Material provided
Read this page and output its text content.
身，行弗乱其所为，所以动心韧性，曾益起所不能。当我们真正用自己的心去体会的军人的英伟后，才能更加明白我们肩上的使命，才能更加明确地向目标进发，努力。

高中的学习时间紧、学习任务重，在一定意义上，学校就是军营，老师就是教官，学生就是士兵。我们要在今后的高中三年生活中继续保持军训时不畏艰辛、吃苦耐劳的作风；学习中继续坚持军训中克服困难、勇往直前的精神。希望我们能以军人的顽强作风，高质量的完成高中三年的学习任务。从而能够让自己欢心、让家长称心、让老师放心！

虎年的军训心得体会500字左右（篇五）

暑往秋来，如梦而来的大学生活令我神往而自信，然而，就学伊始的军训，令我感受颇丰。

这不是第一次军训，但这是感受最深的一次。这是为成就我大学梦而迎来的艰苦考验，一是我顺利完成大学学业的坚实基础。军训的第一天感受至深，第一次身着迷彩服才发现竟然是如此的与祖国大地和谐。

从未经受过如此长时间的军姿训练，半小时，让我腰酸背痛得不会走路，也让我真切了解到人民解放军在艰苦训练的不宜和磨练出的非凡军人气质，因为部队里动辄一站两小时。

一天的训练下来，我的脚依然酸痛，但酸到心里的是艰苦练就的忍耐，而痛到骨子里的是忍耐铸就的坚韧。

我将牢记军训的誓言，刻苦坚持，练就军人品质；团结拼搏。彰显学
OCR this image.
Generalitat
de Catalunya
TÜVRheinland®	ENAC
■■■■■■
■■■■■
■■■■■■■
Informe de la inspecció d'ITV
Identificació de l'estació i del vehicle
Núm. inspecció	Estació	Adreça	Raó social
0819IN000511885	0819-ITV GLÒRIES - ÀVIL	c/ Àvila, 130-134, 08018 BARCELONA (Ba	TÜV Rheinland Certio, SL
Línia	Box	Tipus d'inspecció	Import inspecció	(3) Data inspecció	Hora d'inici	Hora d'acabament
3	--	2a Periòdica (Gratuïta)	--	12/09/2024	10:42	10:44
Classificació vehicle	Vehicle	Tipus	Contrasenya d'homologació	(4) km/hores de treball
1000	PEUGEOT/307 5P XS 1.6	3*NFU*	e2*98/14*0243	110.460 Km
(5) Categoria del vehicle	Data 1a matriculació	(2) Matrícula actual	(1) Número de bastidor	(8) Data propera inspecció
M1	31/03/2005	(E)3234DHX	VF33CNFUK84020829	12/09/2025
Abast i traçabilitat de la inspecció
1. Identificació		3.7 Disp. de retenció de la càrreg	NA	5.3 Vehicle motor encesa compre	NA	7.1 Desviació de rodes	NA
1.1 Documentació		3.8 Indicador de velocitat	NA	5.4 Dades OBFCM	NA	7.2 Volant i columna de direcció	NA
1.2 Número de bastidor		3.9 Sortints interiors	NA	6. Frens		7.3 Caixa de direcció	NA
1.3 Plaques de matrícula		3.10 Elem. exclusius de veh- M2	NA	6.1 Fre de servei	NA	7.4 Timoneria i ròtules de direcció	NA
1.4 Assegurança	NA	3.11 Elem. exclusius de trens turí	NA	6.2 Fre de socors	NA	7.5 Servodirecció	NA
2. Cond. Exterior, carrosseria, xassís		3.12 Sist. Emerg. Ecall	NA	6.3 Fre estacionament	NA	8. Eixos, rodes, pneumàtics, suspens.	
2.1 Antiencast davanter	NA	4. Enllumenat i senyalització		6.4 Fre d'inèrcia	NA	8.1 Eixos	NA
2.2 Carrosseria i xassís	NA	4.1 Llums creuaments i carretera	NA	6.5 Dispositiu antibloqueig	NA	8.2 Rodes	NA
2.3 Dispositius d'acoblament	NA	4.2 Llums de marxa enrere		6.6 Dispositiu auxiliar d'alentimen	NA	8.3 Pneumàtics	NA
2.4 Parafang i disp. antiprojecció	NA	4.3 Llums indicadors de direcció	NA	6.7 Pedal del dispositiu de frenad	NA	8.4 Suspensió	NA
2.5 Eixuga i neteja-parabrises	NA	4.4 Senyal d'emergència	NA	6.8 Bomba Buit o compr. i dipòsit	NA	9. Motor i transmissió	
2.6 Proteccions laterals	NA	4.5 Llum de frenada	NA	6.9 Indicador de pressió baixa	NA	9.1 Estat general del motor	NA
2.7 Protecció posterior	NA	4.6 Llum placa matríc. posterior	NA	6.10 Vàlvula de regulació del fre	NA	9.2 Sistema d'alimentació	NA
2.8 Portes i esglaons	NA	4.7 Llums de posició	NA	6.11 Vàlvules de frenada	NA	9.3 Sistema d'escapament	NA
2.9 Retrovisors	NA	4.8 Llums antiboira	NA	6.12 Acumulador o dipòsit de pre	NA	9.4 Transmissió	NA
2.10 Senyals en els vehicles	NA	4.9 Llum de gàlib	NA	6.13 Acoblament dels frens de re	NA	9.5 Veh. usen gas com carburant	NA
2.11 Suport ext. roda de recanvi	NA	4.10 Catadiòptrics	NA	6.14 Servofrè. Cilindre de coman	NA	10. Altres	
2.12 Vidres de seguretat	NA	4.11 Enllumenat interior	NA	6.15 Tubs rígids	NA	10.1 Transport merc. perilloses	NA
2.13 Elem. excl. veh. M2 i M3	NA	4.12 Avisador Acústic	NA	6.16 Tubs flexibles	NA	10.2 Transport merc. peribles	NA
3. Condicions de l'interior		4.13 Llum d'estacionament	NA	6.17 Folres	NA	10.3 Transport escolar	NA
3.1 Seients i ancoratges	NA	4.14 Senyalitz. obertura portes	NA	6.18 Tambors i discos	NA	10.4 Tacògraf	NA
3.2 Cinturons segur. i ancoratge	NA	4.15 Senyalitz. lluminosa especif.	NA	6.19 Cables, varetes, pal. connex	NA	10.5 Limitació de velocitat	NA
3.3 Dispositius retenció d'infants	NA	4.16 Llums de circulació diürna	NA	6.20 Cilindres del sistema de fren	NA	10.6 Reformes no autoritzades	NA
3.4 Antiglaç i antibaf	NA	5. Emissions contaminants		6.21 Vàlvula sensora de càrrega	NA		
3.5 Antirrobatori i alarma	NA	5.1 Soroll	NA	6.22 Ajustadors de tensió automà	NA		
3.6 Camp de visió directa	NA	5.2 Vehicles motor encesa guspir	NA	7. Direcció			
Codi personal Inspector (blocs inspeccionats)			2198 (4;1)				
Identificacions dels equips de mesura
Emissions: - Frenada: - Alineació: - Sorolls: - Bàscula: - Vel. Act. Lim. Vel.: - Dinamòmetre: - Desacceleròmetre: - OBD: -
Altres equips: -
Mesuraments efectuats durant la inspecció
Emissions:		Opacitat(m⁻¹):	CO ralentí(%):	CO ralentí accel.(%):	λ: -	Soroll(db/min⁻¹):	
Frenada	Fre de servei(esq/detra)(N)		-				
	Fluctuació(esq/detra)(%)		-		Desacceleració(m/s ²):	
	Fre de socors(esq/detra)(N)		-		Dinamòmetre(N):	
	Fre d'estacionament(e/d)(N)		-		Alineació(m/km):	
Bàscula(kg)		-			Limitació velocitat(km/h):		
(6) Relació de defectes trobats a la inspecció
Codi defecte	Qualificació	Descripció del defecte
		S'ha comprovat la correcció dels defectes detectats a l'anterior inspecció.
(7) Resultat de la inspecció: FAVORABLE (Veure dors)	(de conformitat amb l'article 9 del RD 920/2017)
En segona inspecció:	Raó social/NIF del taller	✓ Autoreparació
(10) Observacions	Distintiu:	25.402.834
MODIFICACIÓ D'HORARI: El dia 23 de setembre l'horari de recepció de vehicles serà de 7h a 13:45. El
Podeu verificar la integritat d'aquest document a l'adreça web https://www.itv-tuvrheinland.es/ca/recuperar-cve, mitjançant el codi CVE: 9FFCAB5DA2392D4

What the task asks
Lines that hold the word "bastidor" are the ones to return, every one of them.

Exercise answer
(5) Categoria del vehicle	Data 1a matriculació	(2) Matrícula actual	(1) Número de bastidor	(8) Data propera inspecció
1.2 Número de bastidor		3.9 Sortints interiors	NA	6. Frens		7.3 Caixa de direcció	NA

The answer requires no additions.